EXERCISE BRIEF:
Wherever the string "this" appears, copy the whole line.

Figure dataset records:
+--
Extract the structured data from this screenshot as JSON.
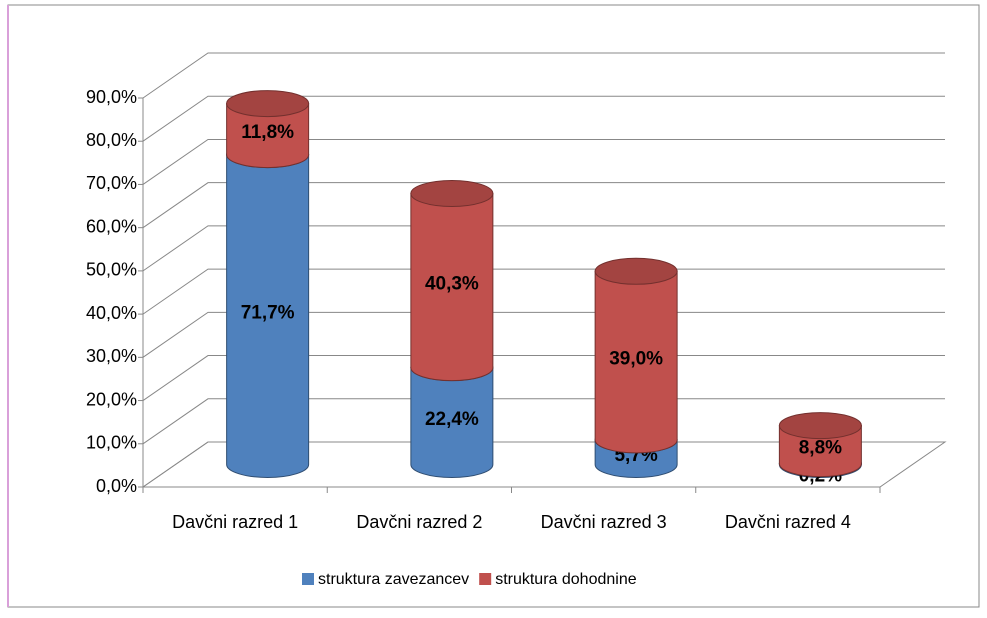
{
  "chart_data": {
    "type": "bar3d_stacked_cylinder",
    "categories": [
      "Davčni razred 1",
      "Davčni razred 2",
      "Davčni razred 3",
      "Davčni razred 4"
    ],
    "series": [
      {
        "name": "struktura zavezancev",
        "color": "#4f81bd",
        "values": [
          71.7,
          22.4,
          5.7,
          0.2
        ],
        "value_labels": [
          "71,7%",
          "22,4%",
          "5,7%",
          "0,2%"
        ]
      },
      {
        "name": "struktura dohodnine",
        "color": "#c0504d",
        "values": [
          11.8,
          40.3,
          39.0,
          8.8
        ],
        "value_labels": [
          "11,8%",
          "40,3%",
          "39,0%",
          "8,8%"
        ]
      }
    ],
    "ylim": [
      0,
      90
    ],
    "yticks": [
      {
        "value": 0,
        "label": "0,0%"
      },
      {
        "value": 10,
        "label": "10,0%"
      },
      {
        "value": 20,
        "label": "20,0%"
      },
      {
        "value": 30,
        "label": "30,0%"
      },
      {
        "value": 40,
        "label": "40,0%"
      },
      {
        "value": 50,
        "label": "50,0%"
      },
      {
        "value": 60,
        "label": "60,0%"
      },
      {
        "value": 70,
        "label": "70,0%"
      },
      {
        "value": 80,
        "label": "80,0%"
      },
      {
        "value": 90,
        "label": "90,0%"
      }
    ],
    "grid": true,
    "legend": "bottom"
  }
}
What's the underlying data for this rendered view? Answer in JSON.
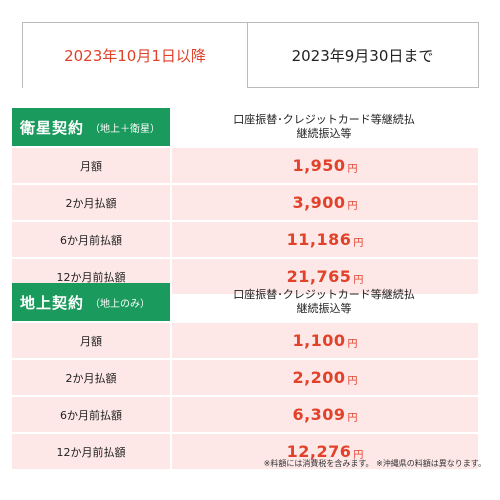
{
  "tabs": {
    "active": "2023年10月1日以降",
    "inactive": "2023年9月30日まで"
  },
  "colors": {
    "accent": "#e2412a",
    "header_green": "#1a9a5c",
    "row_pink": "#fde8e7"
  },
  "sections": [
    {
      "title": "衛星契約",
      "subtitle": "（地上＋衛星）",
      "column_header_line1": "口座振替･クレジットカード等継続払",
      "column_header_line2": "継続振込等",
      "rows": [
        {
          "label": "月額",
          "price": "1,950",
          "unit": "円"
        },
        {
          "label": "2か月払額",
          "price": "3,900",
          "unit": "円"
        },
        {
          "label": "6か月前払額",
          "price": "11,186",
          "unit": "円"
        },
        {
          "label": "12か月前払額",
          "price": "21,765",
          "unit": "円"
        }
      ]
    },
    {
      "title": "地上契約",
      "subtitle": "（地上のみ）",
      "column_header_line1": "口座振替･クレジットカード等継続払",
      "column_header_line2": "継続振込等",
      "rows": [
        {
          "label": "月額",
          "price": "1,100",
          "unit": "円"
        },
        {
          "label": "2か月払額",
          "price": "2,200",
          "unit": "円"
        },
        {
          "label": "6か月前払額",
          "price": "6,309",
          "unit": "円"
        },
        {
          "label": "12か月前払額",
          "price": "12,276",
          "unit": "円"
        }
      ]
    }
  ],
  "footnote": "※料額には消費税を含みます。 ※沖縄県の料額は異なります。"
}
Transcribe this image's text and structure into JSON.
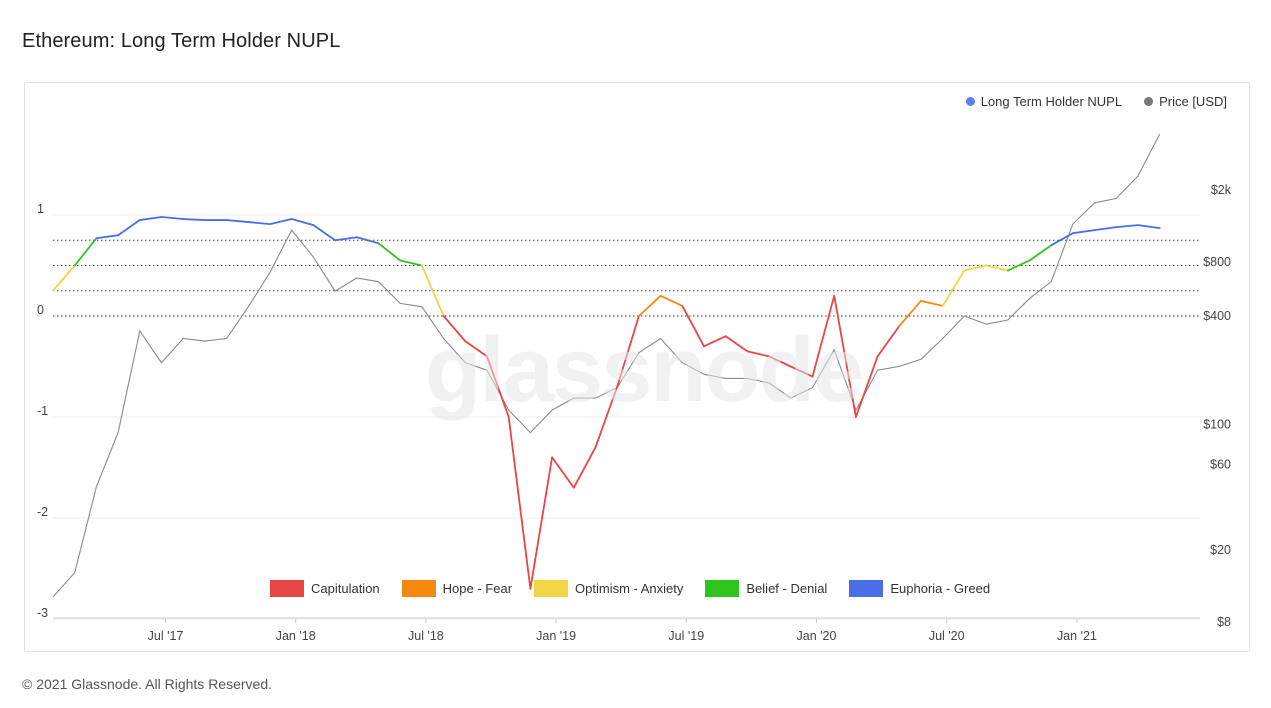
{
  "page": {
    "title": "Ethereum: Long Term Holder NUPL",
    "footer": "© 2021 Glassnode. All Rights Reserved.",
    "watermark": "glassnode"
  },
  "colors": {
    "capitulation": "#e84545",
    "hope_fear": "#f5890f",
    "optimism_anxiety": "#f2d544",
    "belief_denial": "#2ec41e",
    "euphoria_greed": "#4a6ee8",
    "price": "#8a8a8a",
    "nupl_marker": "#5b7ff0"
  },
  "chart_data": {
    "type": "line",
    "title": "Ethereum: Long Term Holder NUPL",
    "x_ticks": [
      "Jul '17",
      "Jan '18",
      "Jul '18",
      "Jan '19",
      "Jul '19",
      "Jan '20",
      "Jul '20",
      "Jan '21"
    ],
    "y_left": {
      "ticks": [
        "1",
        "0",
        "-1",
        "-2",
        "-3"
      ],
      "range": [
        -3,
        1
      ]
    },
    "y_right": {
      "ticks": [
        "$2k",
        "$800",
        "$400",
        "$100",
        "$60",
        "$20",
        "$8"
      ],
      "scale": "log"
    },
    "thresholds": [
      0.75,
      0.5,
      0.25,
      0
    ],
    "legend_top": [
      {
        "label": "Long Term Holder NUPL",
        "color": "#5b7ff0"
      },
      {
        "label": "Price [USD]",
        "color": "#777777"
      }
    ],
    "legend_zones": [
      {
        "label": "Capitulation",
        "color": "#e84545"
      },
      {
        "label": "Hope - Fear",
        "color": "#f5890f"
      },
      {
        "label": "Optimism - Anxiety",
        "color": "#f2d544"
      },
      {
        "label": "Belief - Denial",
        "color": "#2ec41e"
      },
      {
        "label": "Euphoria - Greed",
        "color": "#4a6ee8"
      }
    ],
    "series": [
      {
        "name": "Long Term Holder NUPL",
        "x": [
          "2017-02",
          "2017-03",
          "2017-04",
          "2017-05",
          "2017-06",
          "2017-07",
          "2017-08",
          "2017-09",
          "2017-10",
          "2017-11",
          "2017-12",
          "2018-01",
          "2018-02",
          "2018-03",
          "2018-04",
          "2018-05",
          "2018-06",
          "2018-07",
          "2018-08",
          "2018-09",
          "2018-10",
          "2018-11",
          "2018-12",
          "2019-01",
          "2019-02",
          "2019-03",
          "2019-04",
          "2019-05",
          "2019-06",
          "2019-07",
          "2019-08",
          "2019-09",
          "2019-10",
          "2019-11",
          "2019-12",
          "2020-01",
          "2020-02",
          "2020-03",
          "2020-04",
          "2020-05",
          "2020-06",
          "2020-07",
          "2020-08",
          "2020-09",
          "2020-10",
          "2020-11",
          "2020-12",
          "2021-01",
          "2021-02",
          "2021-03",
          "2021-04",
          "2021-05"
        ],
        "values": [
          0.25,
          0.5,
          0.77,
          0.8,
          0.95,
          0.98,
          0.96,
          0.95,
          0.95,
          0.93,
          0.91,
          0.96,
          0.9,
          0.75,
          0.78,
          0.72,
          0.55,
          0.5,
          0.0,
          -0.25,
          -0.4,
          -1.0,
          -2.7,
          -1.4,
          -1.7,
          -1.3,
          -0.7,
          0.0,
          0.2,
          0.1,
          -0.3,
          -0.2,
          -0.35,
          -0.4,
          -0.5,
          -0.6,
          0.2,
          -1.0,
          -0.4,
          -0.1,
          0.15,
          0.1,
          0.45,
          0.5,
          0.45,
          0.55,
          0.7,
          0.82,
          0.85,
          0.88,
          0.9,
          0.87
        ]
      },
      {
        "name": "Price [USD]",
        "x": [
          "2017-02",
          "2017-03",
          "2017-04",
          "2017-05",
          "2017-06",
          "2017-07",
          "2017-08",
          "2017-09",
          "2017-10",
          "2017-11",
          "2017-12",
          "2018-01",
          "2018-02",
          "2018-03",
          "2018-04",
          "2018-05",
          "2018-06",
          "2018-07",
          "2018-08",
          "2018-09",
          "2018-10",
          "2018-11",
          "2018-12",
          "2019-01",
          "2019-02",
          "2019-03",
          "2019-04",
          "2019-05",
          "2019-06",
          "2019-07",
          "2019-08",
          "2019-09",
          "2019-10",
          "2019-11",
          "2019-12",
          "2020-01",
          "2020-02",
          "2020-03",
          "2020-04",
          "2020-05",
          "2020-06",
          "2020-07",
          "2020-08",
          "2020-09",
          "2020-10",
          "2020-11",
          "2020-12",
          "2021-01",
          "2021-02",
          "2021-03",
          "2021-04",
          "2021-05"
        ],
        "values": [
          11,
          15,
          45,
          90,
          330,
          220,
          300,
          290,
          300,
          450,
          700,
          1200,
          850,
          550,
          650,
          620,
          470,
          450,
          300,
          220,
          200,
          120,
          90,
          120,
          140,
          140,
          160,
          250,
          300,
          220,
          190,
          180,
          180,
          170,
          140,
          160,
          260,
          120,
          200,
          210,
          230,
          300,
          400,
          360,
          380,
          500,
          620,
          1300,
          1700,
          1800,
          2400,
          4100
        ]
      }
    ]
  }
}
+--
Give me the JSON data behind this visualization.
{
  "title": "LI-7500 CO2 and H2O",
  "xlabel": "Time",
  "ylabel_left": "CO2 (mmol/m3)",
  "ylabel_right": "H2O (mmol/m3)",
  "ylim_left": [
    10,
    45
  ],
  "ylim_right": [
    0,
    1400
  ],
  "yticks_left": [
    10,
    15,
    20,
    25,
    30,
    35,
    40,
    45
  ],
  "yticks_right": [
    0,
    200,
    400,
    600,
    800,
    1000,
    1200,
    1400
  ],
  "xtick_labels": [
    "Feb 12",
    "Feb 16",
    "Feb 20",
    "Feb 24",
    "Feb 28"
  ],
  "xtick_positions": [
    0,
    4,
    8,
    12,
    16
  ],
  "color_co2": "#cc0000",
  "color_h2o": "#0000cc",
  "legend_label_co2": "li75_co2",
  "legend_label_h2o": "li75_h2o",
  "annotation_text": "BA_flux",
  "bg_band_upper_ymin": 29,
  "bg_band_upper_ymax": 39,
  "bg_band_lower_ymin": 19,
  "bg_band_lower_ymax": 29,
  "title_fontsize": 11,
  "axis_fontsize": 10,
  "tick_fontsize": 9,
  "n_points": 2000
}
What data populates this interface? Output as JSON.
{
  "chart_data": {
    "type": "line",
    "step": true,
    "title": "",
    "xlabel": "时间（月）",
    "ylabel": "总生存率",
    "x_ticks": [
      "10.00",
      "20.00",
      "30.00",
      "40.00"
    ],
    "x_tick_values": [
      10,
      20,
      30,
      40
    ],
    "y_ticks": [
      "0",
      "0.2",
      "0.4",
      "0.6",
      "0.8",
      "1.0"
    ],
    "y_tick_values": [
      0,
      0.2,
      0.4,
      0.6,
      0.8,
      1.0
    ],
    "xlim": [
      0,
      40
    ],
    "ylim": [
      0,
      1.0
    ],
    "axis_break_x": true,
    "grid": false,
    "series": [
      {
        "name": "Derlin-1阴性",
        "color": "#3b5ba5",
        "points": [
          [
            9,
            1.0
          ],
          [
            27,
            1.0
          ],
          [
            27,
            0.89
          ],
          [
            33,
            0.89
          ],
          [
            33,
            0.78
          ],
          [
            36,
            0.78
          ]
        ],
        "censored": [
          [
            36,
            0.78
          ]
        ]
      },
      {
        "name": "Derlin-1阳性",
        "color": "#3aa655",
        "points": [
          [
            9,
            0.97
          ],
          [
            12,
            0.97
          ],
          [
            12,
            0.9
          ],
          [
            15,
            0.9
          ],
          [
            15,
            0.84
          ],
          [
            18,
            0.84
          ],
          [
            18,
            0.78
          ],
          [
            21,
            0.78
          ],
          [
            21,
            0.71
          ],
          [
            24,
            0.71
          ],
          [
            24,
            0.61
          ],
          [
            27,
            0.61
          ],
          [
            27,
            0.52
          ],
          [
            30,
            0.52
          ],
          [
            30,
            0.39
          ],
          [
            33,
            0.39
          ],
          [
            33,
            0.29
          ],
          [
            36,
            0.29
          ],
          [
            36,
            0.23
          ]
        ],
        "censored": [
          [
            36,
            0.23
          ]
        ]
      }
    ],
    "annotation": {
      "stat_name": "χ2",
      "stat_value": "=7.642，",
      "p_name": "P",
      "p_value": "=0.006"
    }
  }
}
+--
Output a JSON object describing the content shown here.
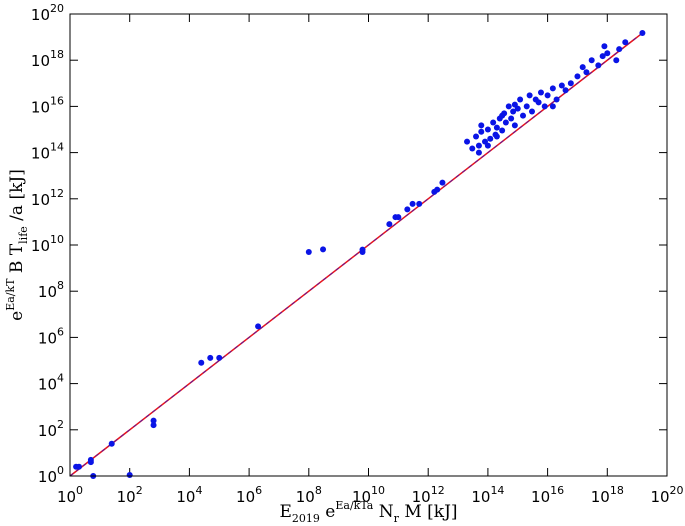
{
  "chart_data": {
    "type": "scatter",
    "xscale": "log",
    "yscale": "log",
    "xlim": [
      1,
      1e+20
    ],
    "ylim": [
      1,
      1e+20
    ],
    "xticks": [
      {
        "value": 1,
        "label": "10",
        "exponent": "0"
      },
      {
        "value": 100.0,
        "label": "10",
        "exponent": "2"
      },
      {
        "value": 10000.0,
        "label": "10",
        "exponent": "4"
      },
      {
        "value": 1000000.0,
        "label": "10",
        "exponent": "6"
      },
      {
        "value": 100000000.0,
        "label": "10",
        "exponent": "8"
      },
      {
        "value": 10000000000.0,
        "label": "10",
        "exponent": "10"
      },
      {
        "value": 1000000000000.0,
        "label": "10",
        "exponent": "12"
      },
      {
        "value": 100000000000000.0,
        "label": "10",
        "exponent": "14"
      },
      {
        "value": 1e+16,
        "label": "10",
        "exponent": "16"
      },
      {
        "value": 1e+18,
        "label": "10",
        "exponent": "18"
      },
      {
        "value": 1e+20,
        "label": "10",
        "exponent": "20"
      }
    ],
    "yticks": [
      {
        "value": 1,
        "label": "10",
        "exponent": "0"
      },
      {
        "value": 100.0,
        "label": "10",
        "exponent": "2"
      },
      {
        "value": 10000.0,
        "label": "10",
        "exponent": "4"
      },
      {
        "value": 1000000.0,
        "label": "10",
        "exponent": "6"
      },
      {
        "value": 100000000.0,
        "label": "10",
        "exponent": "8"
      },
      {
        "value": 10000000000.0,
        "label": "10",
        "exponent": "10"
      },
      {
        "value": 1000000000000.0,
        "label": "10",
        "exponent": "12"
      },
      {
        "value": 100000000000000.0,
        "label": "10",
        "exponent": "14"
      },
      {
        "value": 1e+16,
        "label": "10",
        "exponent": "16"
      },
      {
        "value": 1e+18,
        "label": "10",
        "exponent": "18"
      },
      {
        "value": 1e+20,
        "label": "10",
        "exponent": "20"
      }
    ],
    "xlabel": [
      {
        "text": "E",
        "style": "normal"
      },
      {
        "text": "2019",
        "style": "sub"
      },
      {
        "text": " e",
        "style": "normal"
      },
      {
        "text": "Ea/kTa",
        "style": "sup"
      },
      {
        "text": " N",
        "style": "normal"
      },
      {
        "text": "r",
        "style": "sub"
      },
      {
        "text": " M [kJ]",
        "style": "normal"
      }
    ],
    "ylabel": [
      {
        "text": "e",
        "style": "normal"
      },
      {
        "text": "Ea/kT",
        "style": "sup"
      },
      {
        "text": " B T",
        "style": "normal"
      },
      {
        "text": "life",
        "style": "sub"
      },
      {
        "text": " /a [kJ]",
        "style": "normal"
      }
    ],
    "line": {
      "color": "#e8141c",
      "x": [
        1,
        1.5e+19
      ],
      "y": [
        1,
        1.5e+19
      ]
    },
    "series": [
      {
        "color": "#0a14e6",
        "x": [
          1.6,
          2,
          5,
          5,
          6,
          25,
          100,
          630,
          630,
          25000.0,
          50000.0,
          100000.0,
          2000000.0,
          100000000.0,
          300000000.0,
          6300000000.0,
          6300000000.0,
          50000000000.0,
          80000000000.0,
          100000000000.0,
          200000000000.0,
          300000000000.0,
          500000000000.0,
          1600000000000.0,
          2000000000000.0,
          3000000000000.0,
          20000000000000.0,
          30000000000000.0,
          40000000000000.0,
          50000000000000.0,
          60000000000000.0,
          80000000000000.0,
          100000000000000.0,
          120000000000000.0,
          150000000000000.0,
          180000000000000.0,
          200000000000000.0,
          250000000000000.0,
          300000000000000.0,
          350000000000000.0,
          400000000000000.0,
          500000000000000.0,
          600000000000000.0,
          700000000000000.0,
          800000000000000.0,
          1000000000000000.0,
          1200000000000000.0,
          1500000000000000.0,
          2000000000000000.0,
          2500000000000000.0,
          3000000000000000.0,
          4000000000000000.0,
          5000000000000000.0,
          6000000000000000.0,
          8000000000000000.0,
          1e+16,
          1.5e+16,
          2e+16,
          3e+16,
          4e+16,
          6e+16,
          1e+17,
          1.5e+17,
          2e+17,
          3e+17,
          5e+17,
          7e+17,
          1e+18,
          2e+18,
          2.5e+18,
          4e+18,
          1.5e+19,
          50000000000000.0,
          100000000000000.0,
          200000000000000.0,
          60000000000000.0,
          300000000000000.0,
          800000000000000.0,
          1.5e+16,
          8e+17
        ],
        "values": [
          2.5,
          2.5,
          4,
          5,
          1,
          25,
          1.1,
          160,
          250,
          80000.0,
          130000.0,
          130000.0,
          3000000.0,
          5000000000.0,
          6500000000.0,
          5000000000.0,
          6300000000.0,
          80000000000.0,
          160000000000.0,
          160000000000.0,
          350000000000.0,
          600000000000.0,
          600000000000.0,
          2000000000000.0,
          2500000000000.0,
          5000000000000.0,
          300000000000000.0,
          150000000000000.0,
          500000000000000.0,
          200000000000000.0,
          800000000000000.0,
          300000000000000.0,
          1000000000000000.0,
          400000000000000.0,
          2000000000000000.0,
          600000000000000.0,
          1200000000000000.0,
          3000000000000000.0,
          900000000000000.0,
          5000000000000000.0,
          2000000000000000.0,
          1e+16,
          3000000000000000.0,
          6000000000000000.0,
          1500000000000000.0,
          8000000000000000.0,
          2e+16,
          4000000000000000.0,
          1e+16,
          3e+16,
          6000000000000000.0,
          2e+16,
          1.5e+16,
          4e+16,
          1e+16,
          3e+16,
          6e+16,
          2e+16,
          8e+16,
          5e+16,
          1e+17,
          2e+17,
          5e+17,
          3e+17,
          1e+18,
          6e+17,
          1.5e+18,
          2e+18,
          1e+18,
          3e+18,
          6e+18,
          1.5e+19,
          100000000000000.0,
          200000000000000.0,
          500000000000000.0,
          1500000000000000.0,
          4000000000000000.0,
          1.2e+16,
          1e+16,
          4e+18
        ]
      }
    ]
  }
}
+--
EXERCISE RESPONSE:
Extract the structured data from this screenshot as JSON.
What's the underlying data for this rendered view? Answer in JSON.
Transcribe this image's text and structure into JSON.
Give me the JSON data behind this visualization.
What data populates this interface? Output as JSON.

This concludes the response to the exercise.